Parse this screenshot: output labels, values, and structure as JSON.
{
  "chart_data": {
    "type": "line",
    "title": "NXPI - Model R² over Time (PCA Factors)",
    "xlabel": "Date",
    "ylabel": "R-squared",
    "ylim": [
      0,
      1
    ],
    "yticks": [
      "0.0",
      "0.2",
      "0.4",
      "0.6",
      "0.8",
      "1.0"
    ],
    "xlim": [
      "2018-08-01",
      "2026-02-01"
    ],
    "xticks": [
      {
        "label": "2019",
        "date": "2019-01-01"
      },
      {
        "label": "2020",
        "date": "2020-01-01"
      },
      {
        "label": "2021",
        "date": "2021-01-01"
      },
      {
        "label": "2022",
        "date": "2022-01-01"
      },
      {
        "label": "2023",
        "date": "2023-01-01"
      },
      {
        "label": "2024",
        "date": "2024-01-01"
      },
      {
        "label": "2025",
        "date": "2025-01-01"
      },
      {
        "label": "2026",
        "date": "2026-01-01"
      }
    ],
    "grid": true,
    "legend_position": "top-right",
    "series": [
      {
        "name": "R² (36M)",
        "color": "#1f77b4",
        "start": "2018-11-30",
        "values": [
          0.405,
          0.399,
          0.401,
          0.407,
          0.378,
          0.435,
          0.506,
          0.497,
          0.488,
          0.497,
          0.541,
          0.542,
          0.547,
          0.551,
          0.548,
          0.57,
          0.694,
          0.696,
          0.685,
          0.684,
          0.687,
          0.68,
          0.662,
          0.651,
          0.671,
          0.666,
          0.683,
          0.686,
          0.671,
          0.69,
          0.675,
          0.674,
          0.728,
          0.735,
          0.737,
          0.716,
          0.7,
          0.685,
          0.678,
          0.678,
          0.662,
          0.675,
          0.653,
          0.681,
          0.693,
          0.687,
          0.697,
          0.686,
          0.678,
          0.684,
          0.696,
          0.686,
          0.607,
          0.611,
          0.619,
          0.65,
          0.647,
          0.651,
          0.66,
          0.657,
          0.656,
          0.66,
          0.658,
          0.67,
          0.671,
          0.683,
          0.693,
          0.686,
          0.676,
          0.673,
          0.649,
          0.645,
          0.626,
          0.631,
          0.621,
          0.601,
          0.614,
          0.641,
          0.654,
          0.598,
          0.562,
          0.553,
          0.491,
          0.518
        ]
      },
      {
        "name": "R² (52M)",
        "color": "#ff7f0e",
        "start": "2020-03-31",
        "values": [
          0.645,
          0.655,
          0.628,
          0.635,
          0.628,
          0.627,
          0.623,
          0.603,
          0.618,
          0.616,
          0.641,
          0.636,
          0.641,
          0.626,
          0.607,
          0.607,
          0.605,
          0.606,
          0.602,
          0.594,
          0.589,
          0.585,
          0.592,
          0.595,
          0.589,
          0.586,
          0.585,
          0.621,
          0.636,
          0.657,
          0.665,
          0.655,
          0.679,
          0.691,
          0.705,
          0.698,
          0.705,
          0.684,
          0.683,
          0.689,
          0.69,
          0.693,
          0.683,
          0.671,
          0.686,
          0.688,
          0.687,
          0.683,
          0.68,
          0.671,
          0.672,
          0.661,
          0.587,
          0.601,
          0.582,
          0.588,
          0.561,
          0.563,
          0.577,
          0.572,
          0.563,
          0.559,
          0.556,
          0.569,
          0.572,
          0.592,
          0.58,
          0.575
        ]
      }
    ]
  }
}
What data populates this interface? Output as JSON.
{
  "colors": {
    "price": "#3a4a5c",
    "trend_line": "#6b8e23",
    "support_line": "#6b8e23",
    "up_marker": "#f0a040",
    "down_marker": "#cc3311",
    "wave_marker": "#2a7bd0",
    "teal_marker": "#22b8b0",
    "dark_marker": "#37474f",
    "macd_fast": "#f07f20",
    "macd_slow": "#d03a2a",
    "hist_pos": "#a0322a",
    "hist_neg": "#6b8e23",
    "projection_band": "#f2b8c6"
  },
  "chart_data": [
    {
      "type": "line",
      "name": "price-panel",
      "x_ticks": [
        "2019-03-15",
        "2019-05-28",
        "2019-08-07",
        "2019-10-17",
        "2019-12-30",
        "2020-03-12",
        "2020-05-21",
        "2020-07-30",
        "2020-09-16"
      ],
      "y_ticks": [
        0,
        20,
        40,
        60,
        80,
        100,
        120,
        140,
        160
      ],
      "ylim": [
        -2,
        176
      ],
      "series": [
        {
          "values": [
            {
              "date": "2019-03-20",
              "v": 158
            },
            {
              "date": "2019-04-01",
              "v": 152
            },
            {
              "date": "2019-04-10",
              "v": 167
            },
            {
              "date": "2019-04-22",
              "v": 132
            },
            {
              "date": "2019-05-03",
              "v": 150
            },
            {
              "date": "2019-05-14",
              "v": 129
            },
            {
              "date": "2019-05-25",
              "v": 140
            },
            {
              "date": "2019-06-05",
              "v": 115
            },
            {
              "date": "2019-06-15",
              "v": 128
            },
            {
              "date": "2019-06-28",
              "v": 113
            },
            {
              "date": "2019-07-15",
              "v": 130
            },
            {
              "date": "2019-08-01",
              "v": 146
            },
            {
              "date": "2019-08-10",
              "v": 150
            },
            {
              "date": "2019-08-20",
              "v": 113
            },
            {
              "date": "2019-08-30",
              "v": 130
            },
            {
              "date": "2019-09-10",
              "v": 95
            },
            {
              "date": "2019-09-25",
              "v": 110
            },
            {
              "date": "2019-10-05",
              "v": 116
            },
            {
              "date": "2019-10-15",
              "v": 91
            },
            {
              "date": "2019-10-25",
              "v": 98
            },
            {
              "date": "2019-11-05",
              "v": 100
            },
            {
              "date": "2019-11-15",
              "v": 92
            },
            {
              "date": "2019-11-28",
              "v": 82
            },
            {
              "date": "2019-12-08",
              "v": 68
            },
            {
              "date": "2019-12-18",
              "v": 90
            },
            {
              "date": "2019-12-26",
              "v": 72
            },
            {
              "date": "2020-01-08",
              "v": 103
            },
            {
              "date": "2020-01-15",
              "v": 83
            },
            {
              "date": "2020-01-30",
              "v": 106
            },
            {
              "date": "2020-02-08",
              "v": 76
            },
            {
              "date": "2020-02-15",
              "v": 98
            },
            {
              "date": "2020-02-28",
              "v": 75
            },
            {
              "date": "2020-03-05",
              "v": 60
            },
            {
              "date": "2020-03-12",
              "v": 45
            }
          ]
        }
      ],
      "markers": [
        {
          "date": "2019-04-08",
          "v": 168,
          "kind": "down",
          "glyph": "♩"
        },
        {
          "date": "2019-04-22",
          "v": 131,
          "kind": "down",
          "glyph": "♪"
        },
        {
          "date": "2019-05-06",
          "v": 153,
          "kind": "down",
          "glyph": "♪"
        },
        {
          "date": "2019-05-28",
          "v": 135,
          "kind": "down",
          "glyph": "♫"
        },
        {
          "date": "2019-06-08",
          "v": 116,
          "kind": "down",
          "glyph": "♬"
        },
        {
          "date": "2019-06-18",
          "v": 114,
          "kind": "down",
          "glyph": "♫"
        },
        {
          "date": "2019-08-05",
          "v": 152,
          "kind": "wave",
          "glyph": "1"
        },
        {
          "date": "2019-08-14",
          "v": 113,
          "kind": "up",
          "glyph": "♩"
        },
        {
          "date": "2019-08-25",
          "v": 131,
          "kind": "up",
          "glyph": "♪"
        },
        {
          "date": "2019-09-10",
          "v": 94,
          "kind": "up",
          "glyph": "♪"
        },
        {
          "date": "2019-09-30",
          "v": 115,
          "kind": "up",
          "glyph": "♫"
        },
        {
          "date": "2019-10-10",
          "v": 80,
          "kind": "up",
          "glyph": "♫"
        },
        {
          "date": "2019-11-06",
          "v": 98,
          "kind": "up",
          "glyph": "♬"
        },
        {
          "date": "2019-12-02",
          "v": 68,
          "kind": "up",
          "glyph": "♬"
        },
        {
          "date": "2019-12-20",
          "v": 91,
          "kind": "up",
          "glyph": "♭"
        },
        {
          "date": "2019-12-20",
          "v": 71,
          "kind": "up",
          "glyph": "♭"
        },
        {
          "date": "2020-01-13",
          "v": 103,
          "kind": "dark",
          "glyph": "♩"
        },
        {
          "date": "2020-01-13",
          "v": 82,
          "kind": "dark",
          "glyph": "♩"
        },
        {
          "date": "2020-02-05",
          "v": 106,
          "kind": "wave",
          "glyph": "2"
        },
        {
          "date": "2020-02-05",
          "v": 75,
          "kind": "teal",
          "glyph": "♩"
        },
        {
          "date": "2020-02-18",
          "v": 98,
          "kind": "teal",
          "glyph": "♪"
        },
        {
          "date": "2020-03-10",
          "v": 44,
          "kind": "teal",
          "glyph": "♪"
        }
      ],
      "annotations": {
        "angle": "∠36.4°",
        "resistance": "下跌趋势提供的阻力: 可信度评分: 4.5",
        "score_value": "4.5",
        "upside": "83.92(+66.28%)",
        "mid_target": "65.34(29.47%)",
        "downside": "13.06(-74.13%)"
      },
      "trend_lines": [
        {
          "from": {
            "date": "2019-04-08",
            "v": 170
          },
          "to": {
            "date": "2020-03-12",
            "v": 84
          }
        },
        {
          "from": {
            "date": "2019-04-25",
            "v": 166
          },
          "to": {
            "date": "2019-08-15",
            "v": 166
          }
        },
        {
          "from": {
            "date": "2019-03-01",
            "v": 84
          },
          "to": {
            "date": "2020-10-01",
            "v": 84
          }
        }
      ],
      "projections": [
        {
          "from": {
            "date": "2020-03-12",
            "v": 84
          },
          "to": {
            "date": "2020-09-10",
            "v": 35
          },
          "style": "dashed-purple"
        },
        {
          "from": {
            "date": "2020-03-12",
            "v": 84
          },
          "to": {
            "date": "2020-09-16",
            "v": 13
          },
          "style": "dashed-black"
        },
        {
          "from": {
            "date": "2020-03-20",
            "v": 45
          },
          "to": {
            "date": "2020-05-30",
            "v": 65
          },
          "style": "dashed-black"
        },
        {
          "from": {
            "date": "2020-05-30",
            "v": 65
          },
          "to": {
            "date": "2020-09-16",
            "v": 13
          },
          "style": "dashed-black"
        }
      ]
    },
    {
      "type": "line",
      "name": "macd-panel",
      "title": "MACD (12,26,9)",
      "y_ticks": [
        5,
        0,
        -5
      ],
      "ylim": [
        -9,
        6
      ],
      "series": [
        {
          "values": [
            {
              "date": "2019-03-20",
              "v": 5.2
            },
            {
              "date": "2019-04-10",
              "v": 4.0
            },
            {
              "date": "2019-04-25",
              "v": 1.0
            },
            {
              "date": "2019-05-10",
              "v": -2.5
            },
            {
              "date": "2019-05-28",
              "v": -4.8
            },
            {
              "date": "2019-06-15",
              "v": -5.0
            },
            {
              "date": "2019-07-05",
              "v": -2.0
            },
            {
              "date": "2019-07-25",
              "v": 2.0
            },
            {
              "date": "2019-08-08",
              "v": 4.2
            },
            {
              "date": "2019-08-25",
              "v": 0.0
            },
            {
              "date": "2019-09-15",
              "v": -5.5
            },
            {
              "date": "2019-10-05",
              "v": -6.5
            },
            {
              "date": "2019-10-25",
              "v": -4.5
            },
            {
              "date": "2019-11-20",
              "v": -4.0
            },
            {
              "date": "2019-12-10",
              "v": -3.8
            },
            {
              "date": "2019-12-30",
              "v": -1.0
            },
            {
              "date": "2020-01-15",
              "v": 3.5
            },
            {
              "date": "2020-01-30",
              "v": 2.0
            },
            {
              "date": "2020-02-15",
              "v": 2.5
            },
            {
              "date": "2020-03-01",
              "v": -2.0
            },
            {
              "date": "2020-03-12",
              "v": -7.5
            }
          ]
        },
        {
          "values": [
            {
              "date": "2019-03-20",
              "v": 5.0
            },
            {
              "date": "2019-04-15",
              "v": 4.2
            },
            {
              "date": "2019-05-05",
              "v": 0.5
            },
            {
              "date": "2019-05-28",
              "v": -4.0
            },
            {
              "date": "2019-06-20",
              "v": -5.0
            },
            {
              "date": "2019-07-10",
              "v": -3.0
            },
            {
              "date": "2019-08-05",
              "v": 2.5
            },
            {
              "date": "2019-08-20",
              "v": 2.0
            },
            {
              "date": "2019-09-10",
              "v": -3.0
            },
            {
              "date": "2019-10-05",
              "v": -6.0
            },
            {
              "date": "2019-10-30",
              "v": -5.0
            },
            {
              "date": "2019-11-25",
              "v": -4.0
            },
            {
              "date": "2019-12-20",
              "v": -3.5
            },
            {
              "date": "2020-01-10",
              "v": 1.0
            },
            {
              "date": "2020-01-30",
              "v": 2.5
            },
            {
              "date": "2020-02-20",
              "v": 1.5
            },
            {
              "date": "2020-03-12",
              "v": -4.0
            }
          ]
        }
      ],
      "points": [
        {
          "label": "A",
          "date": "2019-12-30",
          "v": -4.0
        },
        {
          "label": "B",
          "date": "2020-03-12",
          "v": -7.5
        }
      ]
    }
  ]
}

————

Above are some records. Report the number of their lines that include "name", and add nothing else.

__Answer to the task__.
4